### Text provided
** BEGIN **

32,000 Nevada Solar Homeowners Will See Favorable Rate Change in Net Metering Win

Much of the solar industry has kept a close eye on the state of Nevada this year following a major net metering setback that rolled out at the beginning of 2016. The state Public Utilities Commission (PUC) significantly reduced the value of net metering credits, removing a primary incentive to go solar in one of the most popular states for rooftop photovoltaics. Industry stakeholders have debated the Nevada net metering decision throughout the year with one particular group as the focus of discussion: homeowners who had already gone solar before retroactive rate changes were announced. Essentially, these are the people who lost the financial benefits of solar after signing a contract that locked them into a solar panel system.

** END **

### Provided material
** BEGIN **

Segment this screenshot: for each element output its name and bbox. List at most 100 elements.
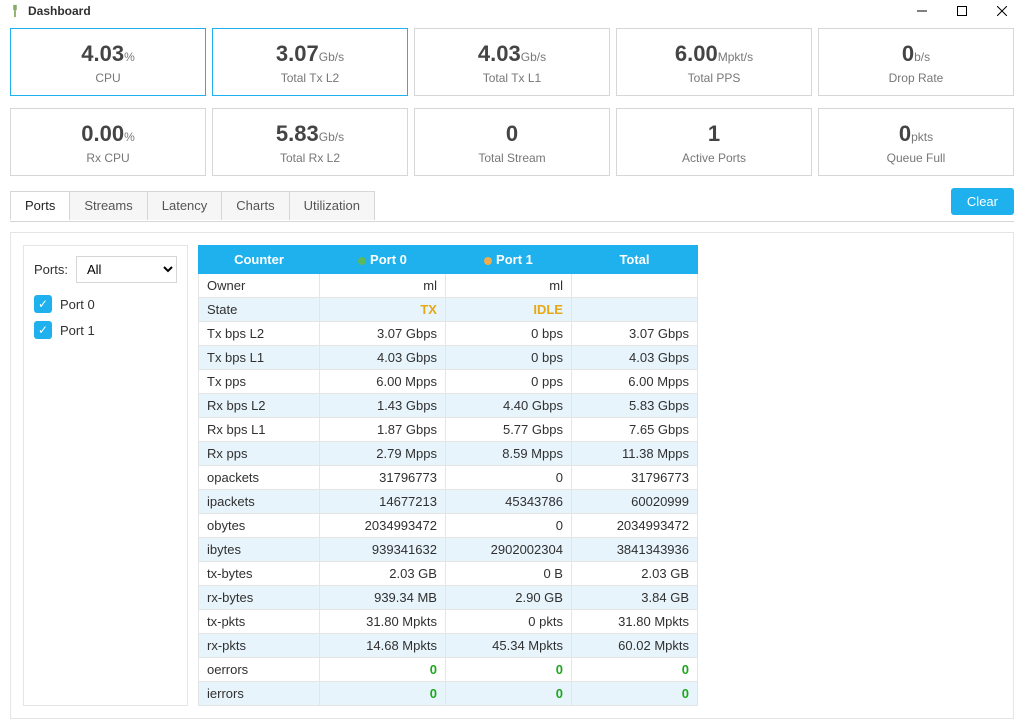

** END **

### Request 1
In the Nevada net metering text, list every group of people or organization mentioned in the paragraph that begins "Much of the solar industry."
### Request 2
Condense the paragraph of the Nevada net metering text that starts "Much of the solar industry" into a short bulleted list that keeps its main facts.

### Exercise response 1
- The solar industry
- The state Public Utilities Commission (PUC)
- Industry stakeholders
- Homeowners who had already gone solar before retroactive rate changes were announced

### Exercise response 2
- The solar industry has watched Nevada closely since a major net metering setback took effect at the beginning of 2016.
- The state Public Utilities Commission (PUC) significantly cut the value of net metering credits, removing a primary incentive to go solar in one of the most popular states for rooftop photovoltaics.
- Industry stakeholders have debated the decision all year, focusing on homeowners who went solar before the retroactive rate changes were announced.
- These homeowners lost solar's financial benefits after signing contracts that locked them into their systems.